» SHORT EXERCISE
Leave the pictures out and transcribe every record exactly.

-- START PROVIDED INFORMATION --

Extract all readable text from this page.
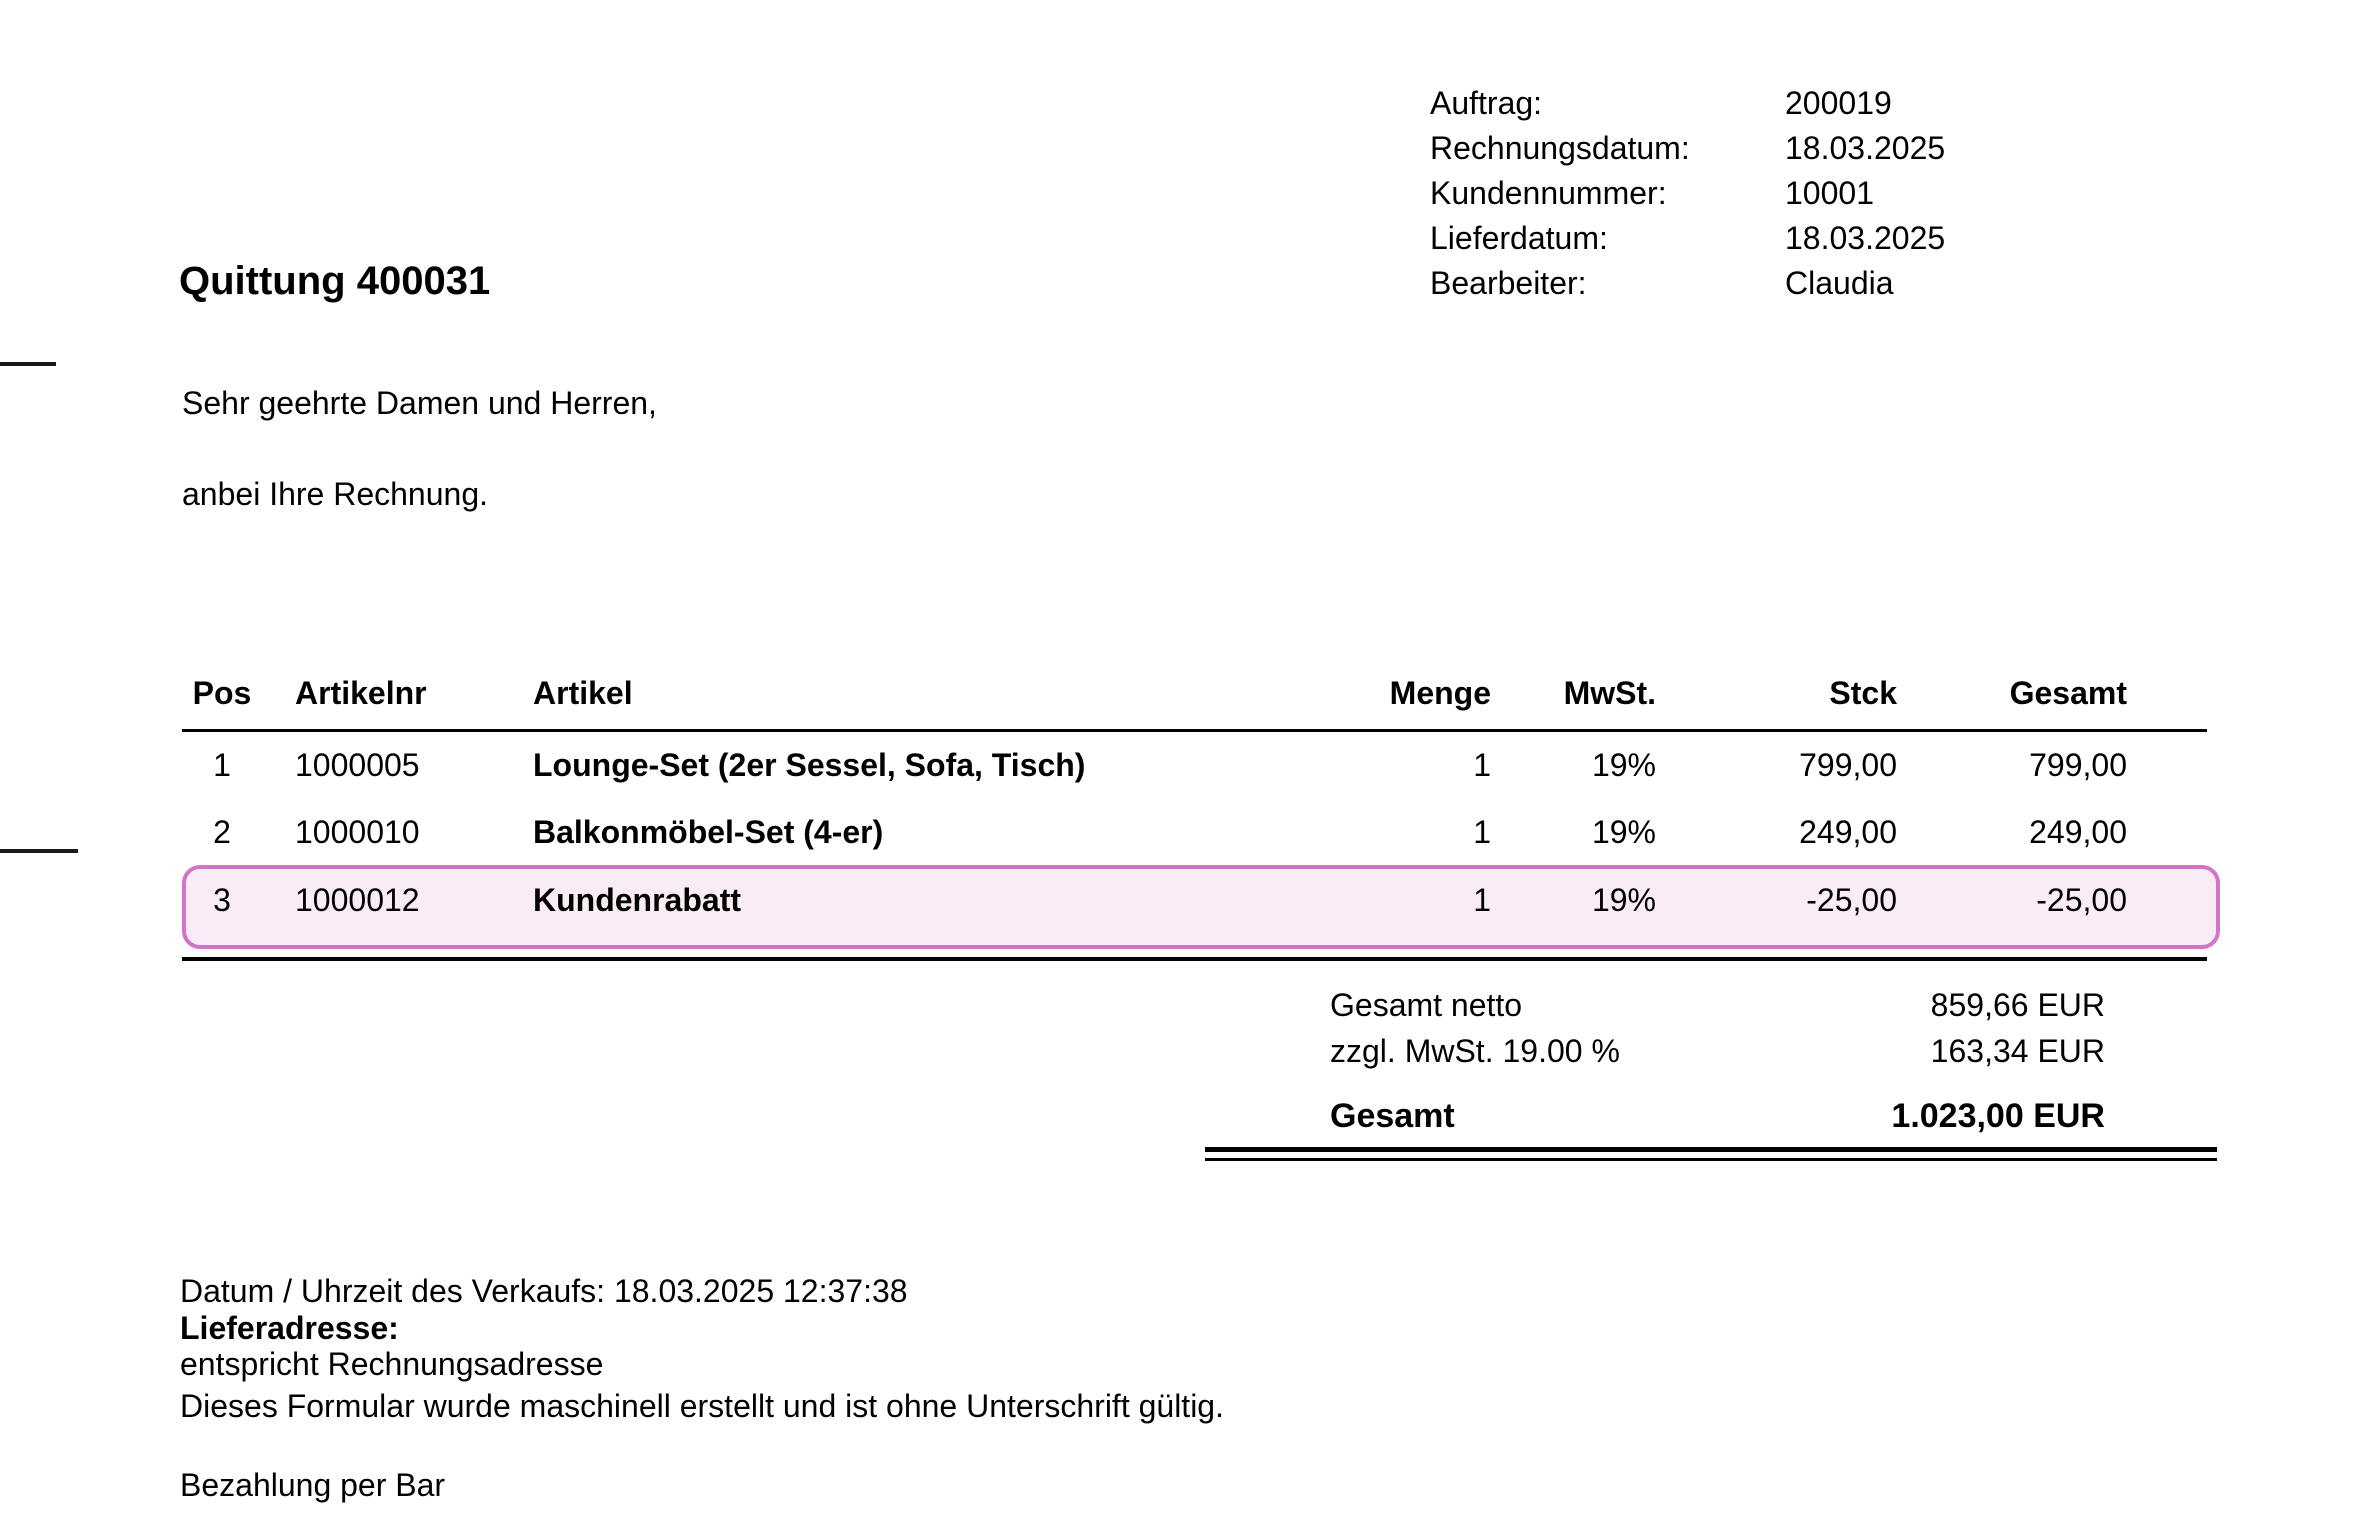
Quittung 400031
Auftrag:	200019
Rechnungsdatum:	18.03.2025
Kundennummer:	10001
Lieferdatum:	18.03.2025
Bearbeiter:	Claudia
Sehr geehrte Damen und Herren,
anbei Ihre Rechnung.
Pos	Artikelnr	Artikel	Menge	MwSt.	Stck	Gesamt
1	1000005	Lounge-Set (2er Sessel, Sofa, Tisch)	1	19%	799,00	799,00
2	1000010	Balkonmöbel-Set (4-er)	1	19%	249,00	249,00
3	1000012	Kundenrabatt	1	19%	-25,00	-25,00
Gesamt netto	859,66 EUR
zzgl. MwSt. 19.00 %	163,34 EUR
Gesamt	1.023,00 EUR
Datum / Uhrzeit des Verkaufs: 18.03.2025 12:37:38
Lieferadresse:
entspricht Rechnungsadresse
Dieses Formular wurde maschinell erstellt und ist ohne Unterschrift gültig.
Bezahlung per Bar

-- END PROVIDED INFORMATION --

» EXPECTED ANSWER
Extract all readable text from this page.
Quittung 400031
Auftrag:	200019
Rechnungsdatum:	18.03.2025
Kundennummer:	10001
Lieferdatum:	18.03.2025
Bearbeiter:	Claudia
Sehr geehrte Damen und Herren,
anbei Ihre Rechnung.
Pos	Artikelnr	Artikel	Menge	MwSt.	Stck	Gesamt
1	1000005	Lounge-Set (2er Sessel, Sofa, Tisch)	1	19%	799,00	799,00
2	1000010	Balkonmöbel-Set (4-er)	1	19%	249,00	249,00
3	1000012	Kundenrabatt	1	19%	-25,00	-25,00
Gesamt netto	859,66 EUR
zzgl. MwSt. 19.00 %	163,34 EUR
Gesamt	1.023,00 EUR
Datum / Uhrzeit des Verkaufs: 18.03.2025 12:37:38
Lieferadresse:
entspricht Rechnungsadresse
Dieses Formular wurde maschinell erstellt und ist ohne Unterschrift gültig.
Bezahlung per Bar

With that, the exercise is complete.